SOURCE TEXT START

New Year’s resolutions don’t have to be hard-to-attain goals – small steps taken every day can have a huge impact on the world around us. Learn more about what you can do – and the strides we’re taking, too.

Trim Your “Waste” at Home

Americans produce a staggering 258 million tons of garbage every year, with each individual throwing out nearly 4.5 pounds per day, according to the American Society of Civil Engineers’ 2017 Infrastructure Report Card. What’s even more mind-blowing is the fact that Michiganders are among the biggest culprits – our recycling rate is just 15.3 percent, according to the Michigan Department of Quality. We can do so much better than that.

Solid waste has contributed greatly to the rising levels of greenhouse gas emissions, which is having catastrophic impacts on wildlife and wild places around the world. Moreover, many creatures mistake unnatural waste as food and can end up swallowing or becoming trapped in it, which often leads to serious injuries or deadly consequences.

If we all did our part to be more mindful in the choices we make in our daily lives – including reducing the amount of waste we produce – we could lighten our impact on Earth. Consider the following actions:

  • Switching from single-use items (disposable water bottles, cutlery, plates, etc.) to reusable items such as wood, metal or glass.
  • Recycling items properly to prevent them from sitting in a landfill.
  • Only purchasing foods you know you will eat.
  • Choosing a reusable fabric bag for grocery or leisurely shopping.
  • Opting out of receiving magazines you no longer read, or junk mail.
  • Composting food waste to naturally fertilize your soil.
  • Reusing items you already have. For example, save that old pickle jar to store loose change!

SOURCE TEXT END
RECORDS PROVIDED START

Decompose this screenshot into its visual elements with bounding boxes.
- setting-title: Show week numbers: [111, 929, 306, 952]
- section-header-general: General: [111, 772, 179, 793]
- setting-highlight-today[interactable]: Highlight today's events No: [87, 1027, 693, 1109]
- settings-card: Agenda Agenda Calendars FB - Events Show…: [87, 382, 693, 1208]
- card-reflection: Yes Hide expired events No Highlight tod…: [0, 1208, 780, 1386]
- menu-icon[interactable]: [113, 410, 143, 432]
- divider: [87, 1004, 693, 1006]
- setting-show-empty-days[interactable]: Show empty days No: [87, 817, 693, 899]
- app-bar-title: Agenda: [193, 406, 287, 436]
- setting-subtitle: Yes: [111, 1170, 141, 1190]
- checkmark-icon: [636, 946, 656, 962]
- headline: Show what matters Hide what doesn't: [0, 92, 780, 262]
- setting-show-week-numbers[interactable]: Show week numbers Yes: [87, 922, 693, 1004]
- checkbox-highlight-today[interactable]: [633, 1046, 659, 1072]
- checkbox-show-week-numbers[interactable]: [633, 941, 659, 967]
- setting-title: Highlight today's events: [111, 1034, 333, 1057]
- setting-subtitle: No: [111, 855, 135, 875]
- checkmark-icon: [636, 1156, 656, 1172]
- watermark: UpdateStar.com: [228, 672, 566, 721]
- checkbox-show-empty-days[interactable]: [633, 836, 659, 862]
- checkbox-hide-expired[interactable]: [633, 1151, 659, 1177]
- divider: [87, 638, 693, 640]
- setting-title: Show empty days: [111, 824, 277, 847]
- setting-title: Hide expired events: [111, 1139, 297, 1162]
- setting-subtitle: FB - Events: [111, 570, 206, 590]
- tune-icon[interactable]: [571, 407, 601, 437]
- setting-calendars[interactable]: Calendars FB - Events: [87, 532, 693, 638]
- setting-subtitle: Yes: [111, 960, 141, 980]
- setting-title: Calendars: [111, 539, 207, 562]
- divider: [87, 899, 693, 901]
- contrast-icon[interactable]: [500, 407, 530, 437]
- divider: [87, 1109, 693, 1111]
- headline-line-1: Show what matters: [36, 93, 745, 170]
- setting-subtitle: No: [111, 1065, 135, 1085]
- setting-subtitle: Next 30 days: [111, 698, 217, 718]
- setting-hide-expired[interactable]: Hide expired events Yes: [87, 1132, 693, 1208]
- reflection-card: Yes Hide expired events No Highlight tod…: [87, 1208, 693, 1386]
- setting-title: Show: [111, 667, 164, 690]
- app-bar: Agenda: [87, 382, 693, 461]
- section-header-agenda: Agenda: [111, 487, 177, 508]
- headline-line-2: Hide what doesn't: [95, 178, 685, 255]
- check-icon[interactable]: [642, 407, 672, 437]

RECORDS PROVIDED END

**WHAT YOU SHOULD DO:** According to the text about reducing waste, what is Michigan's recycling rate? Rely solely on the text about reducing waste to respond.

**THE ANSWER:** 15.3 percent, according to the Michigan Department of Quality.